◆ **EXCERPTED RECORDS**:
######

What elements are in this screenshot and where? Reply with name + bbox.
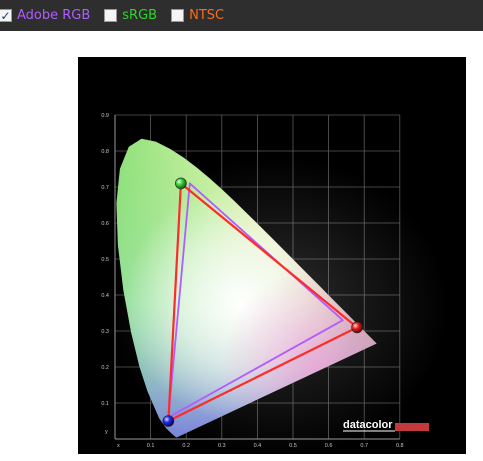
datacolor-logo-text: datacolor [343,419,393,431]
red-primary-marker [351,321,363,334]
y-tick-label: 0.8 [101,149,109,155]
x-tick-label: 0.8 [396,443,404,449]
checkmark-icon: ✓ [0,8,11,23]
adobe-rgb-label: Adobe RGB [17,8,91,23]
y-tick-label: 0.5 [101,257,109,263]
chromaticity-plot: 0.1 0.2 0.3 0.4 0.5 0.6 0.7 0.8 0.1 0.2 0.3 0.4 0.5 0… [101,113,448,454]
green-primary-marker [175,177,187,190]
logo-bar [395,423,429,431]
gamut-toolbar: ✓ Adobe RGB sRGB NTSC [0,0,483,31]
option-adobe-rgb[interactable]: ✓ Adobe RGB [0,0,90,31]
x-tick-label: 0.3 [218,443,226,449]
option-srgb[interactable]: sRGB [104,0,157,31]
y-tick-label: 0.9 [101,113,109,119]
x-axis-label: x [117,443,120,449]
y-tick-label: 0.2 [101,365,109,371]
ntsc-label: NTSC [189,8,225,23]
srgb-label: sRGB [122,8,158,23]
x-tick-label: 0.6 [325,443,333,449]
x-tick-label: 0.7 [360,443,368,449]
y-tick-label: 0.3 [101,329,109,335]
x-tick-label: 0.5 [289,443,297,449]
y-tick-label: 0.1 [101,401,109,407]
y-axis-label: y [105,429,108,435]
adobe-rgb-checkbox[interactable]: ✓ [0,9,12,22]
x-tick-label: 0.4 [254,443,262,449]
blue-primary-marker [162,415,175,427]
y-tick-label: 0.7 [101,185,109,191]
srgb-checkbox[interactable] [104,9,118,22]
ntsc-checkbox[interactable] [171,9,185,22]
x-tick-label: 0.1 [147,443,155,449]
option-ntsc[interactable]: NTSC [171,0,224,31]
x-tick-label: 0.2 [182,443,190,449]
y-tick-label: 0.6 [101,221,109,227]
cie-chromaticity-chart: 0.1 0.2 0.3 0.4 0.5 0.6 0.7 0.8 0.1 0.2 0.3 0.4 0.5 0… [78,57,466,454]
datacolor-logo: datacolor [343,419,429,432]
y-tick-label: 0.4 [101,293,109,299]
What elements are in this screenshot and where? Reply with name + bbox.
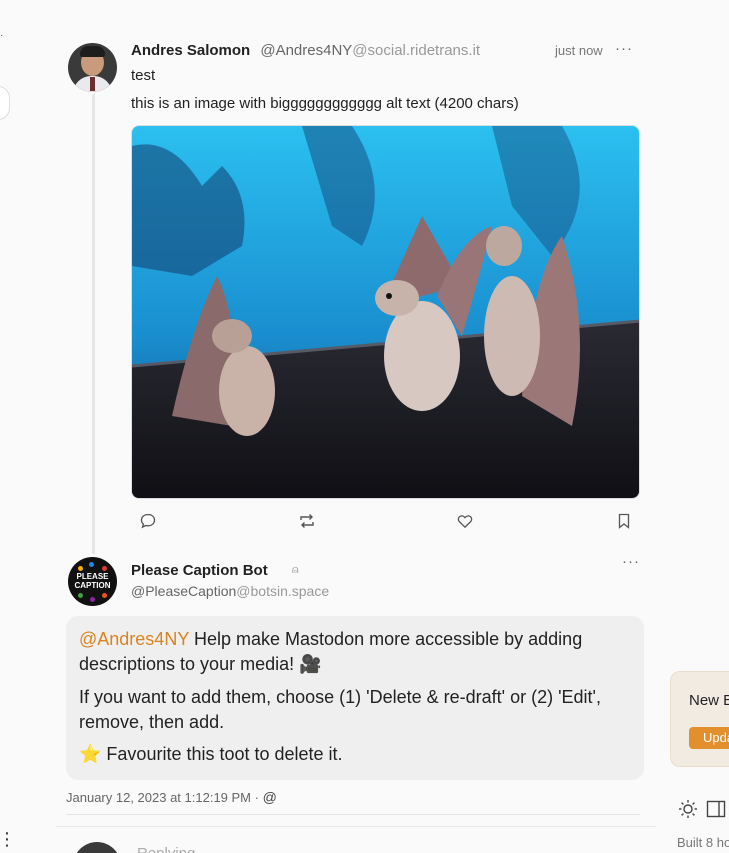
reply-paragraph: ⭐ Favourite this toot to delete it. xyxy=(79,742,343,767)
reply-icon xyxy=(140,513,156,529)
author-handle[interactable]: @Andres4NY@social.ridetrans.it xyxy=(260,42,480,59)
reply-content-card: @Andres4NY Help make Mastodon more acces… xyxy=(66,616,644,780)
divider xyxy=(66,814,640,815)
boost-icon xyxy=(300,514,314,528)
avatar[interactable]: PLEASE CAPTION xyxy=(68,557,117,606)
heart-icon xyxy=(457,515,473,529)
divider xyxy=(56,826,656,827)
author-handle-domain: @social.ridetrans.it xyxy=(352,42,481,59)
avatar[interactable] xyxy=(73,842,121,853)
menu-dots-icon[interactable]: ⋮ xyxy=(0,830,16,848)
reply-author-name[interactable]: Please Caption Bot xyxy=(131,562,268,579)
meta-separator: · xyxy=(251,790,263,805)
reply-paragraph: If you want to add them, choose (1) 'Del… xyxy=(79,687,601,732)
author-handle-user: @Andres4NY xyxy=(260,42,353,59)
post-timestamp[interactable]: just now xyxy=(555,43,603,58)
post-author[interactable]: Andres Salomon @Andres4NY@social.ridetra… xyxy=(131,42,480,59)
favourite-button[interactable] xyxy=(456,512,474,535)
replying-label: Replying xyxy=(137,845,195,853)
app-page: · ⋮ Andres Salomon @Andres4NY@social.rid… xyxy=(0,0,729,853)
mention-link[interactable]: @Andres4NY xyxy=(79,629,189,649)
post-media-image[interactable] xyxy=(131,125,640,499)
bats-photo xyxy=(132,126,639,498)
update-card: New B Upda xyxy=(670,671,729,767)
visibility-icon: @ xyxy=(262,789,277,805)
reply-paragraph-text: Favourite this toot to delete it. xyxy=(101,744,343,764)
post-text-line: test xyxy=(131,67,156,84)
star-icon: ⭐ xyxy=(79,744,102,764)
build-info: Built 8 ho xyxy=(677,835,729,850)
sun-icon[interactable] xyxy=(678,799,698,824)
boost-button[interactable] xyxy=(298,512,316,535)
avatar[interactable] xyxy=(68,43,117,92)
edge-fragment: · xyxy=(0,30,4,41)
post-text-line: this is an image with bigggggggggggg alt… xyxy=(131,95,519,112)
update-button[interactable]: Upda xyxy=(689,727,729,749)
avatar-text: PLEASE CAPTION xyxy=(74,572,111,590)
reply-date[interactable]: January 12, 2023 at 1:12:19 PM xyxy=(66,790,251,805)
reply-paragraph: @Andres4NY Help make Mastodon more acces… xyxy=(79,627,639,677)
reply-author-handle[interactable]: @PleaseCaption@botsin.space xyxy=(131,583,329,599)
author-name[interactable]: Andres Salomon xyxy=(131,42,250,59)
reply-button[interactable] xyxy=(139,512,157,535)
edge-button-fragment[interactable] xyxy=(0,86,10,120)
sidebar-toggle-icon[interactable] xyxy=(706,799,726,824)
bookmark-icon xyxy=(618,513,630,529)
reply-handle-user: @PleaseCaption xyxy=(131,583,237,599)
update-title: New B xyxy=(689,692,729,709)
bot-badge-icon: ⍝ xyxy=(292,564,299,576)
reply-handle-domain: @botsin.space xyxy=(236,583,330,599)
thread-line xyxy=(92,94,95,554)
more-options-icon[interactable]: ··· xyxy=(622,553,640,570)
bookmark-button[interactable] xyxy=(615,512,633,535)
reply-meta: January 12, 2023 at 1:12:19 PM · @ xyxy=(66,789,277,805)
more-options-icon[interactable]: ··· xyxy=(615,40,633,57)
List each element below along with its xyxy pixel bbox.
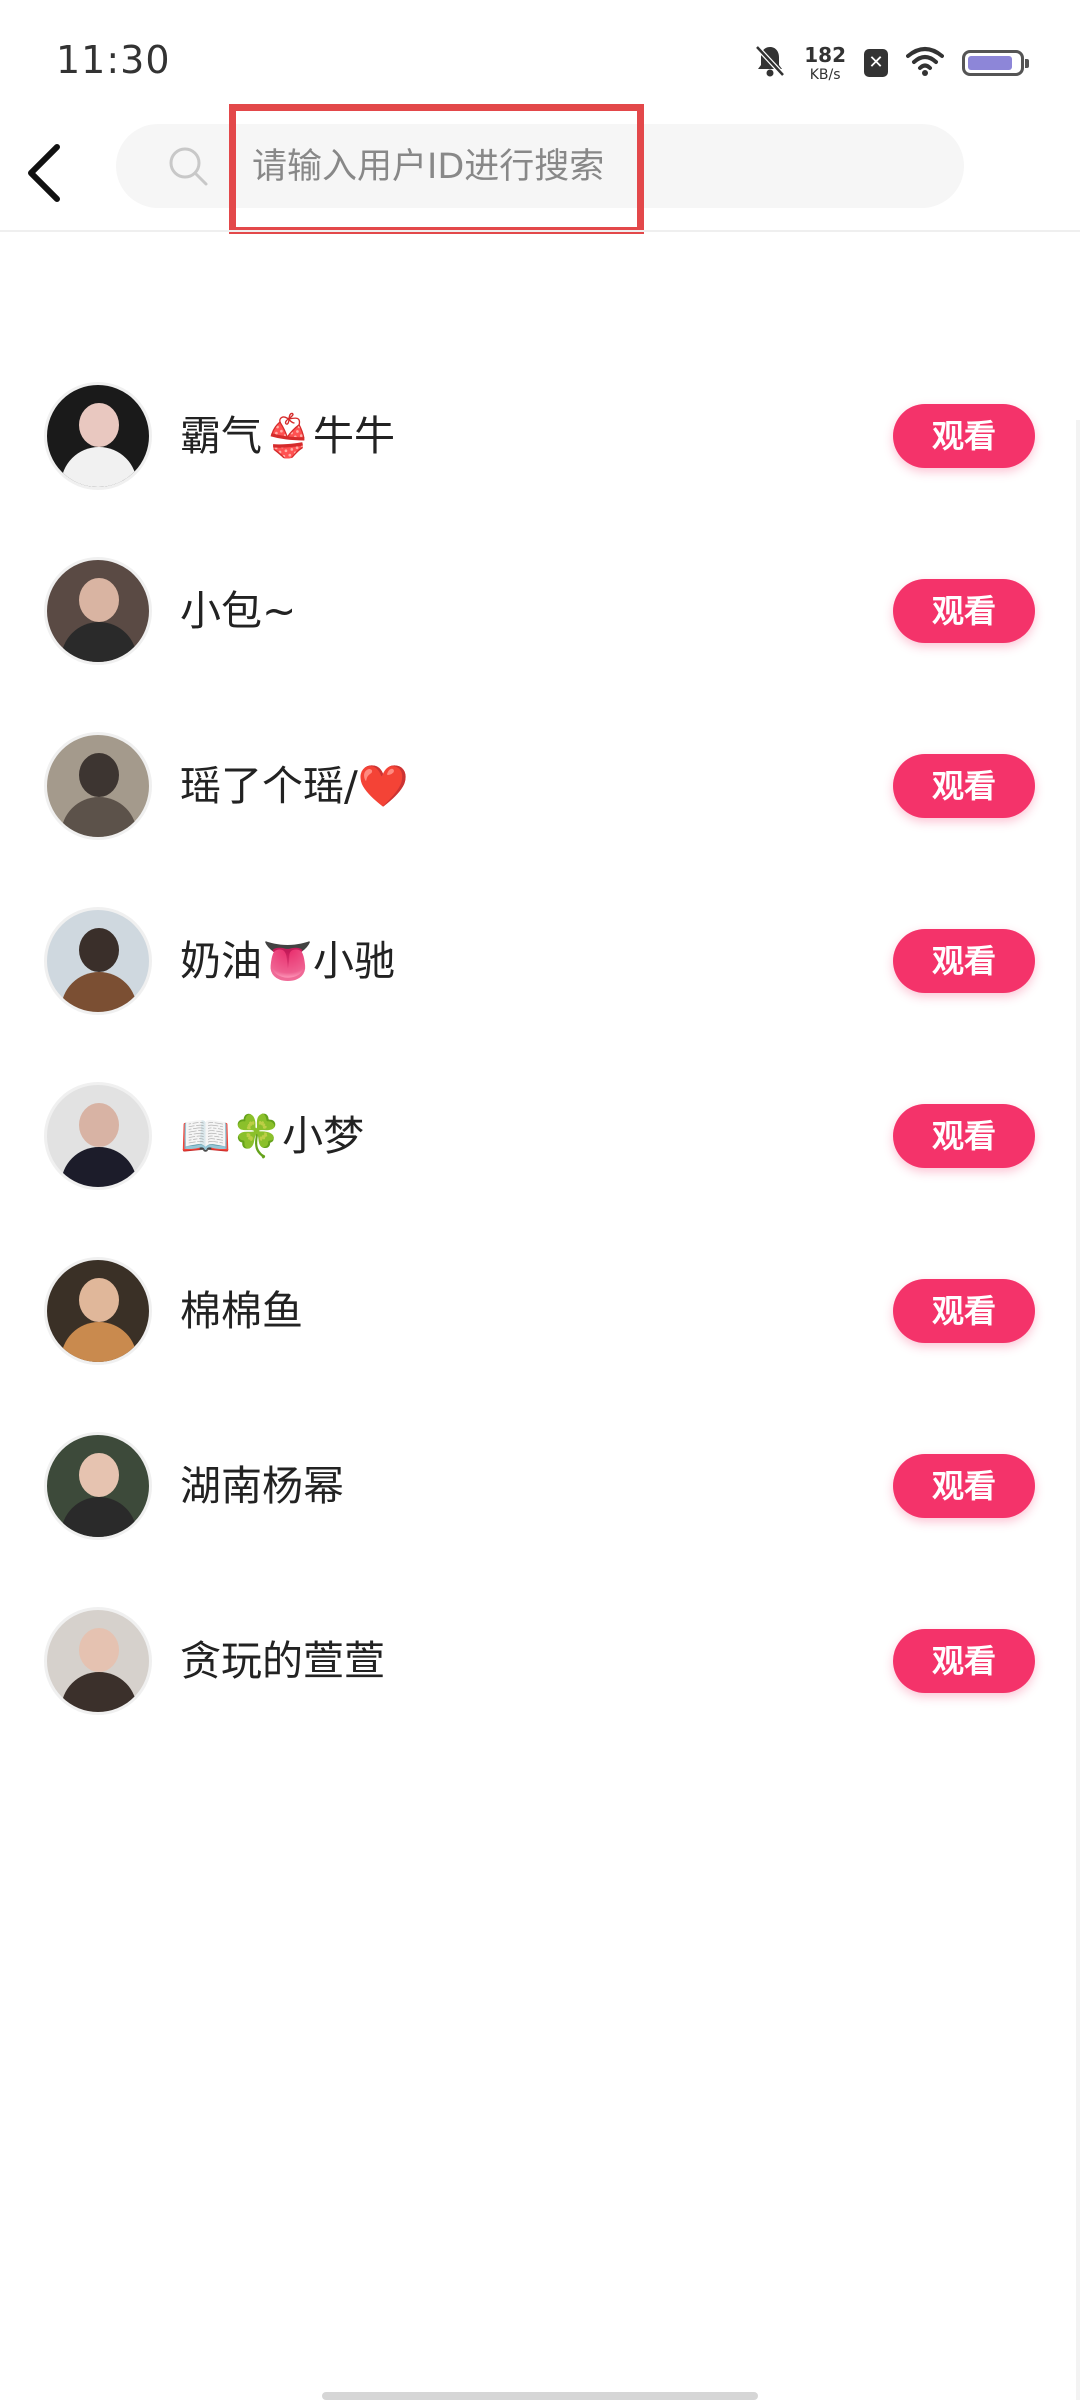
bell-muted-icon: [754, 44, 786, 82]
user-name: 棉棉鱼: [180, 1287, 303, 1335]
user-name: 瑶了个瑶/❤️: [180, 762, 409, 810]
watch-button[interactable]: 观看: [893, 1454, 1035, 1518]
battery-icon: [962, 50, 1029, 76]
chevron-left-icon: [28, 144, 60, 202]
avatar[interactable]: [44, 907, 152, 1015]
list-item[interactable]: 湖南杨幂 观看: [0, 1426, 1080, 1546]
watch-button[interactable]: 观看: [893, 754, 1035, 818]
status-bar: 11:30 182 KB/s ✕: [0, 0, 1080, 110]
net-speed-value: 182: [804, 42, 846, 67]
status-time: 11:30: [56, 38, 171, 82]
watch-button[interactable]: 观看: [893, 579, 1035, 643]
list-item[interactable]: 📖🍀小梦 观看: [0, 1076, 1080, 1196]
avatar[interactable]: [44, 557, 152, 665]
avatar[interactable]: [44, 732, 152, 840]
list-item[interactable]: 贪玩的萱萱 观看: [0, 1601, 1080, 1721]
user-name: 小包~: [180, 587, 297, 635]
scroll-track: [1076, 420, 1080, 2400]
user-name: 奶油👅小驰: [180, 937, 396, 985]
watch-button[interactable]: 观看: [893, 1104, 1035, 1168]
watch-button[interactable]: 观看: [893, 404, 1035, 468]
net-speed: 182 KB/s: [804, 45, 846, 82]
avatar[interactable]: [44, 1257, 152, 1365]
list-item[interactable]: 奶油👅小驰 观看: [0, 901, 1080, 1021]
status-icons: 182 KB/s ✕: [754, 38, 1029, 88]
watch-button[interactable]: 观看: [893, 929, 1035, 993]
watch-button[interactable]: 观看: [893, 1279, 1035, 1343]
list-item[interactable]: 霸气👙牛牛 观看: [0, 376, 1080, 496]
avatar[interactable]: [44, 1607, 152, 1715]
app-screen: 11:30 182 KB/s ✕ 请输入用户ID进行搜索 霸气👙牛牛 观看 小包…: [0, 0, 1080, 2408]
user-name: 贪玩的萱萱: [180, 1637, 385, 1685]
list-item[interactable]: 小包~ 观看: [0, 551, 1080, 671]
search-header: [0, 110, 1080, 230]
list-item[interactable]: 瑶了个瑶/❤️ 观看: [0, 726, 1080, 846]
wifi-icon: [906, 46, 944, 80]
user-name: 📖🍀小梦: [180, 1112, 365, 1160]
watch-button[interactable]: 观看: [893, 1629, 1035, 1693]
search-icon: [166, 144, 210, 188]
user-name: 湖南杨幂: [180, 1462, 344, 1510]
back-button[interactable]: [8, 128, 78, 218]
avatar[interactable]: [44, 1082, 152, 1190]
list-item[interactable]: 棉棉鱼 观看: [0, 1251, 1080, 1371]
net-speed-unit: KB/s: [809, 66, 841, 83]
user-id-search-input[interactable]: [250, 136, 934, 198]
sim-x-icon: ✕: [864, 49, 888, 77]
avatar[interactable]: [44, 382, 152, 490]
search-bar[interactable]: [116, 124, 964, 208]
user-name: 霸气👙牛牛: [180, 412, 396, 460]
header-divider: [0, 230, 1080, 232]
home-indicator[interactable]: [322, 2392, 758, 2400]
avatar[interactable]: [44, 1432, 152, 1540]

######

◆ **WRITTEN REQUEST**:
Reproduce the data verbatim, beginning at the line that contains "reply-paragraph: ⭐ Favourite" and stopping after the line that contains "reply-paragraph: If you".

◆ **ANSWER TO THE EXERCISE**:
reply-paragraph: ⭐ Favourite this toot to delete it. xyxy=(79,742,343,767)
reply-icon xyxy=(140,513,156,529)
author-handle[interactable]: @Andres4NY@social.ridetrans.it xyxy=(260,42,480,59)
reply-content-card: @Andres4NY Help make Mastodon more acces… xyxy=(66,616,644,780)
divider xyxy=(66,814,640,815)
boost-icon xyxy=(300,514,314,528)
avatar[interactable]: PLEASE CAPTION xyxy=(68,557,117,606)
heart-icon xyxy=(457,515,473,529)
divider xyxy=(56,826,656,827)
author-handle-domain: @social.ridetrans.it xyxy=(352,42,481,59)
avatar[interactable] xyxy=(73,842,121,853)
menu-dots-icon[interactable]: ⋮ xyxy=(0,830,16,848)
reply-author-name[interactable]: Please Caption Bot xyxy=(131,562,268,579)
meta-separator: · xyxy=(251,790,263,805)
reply-paragraph: If you want to add them, choose (1) 'Del… xyxy=(79,687,601,732)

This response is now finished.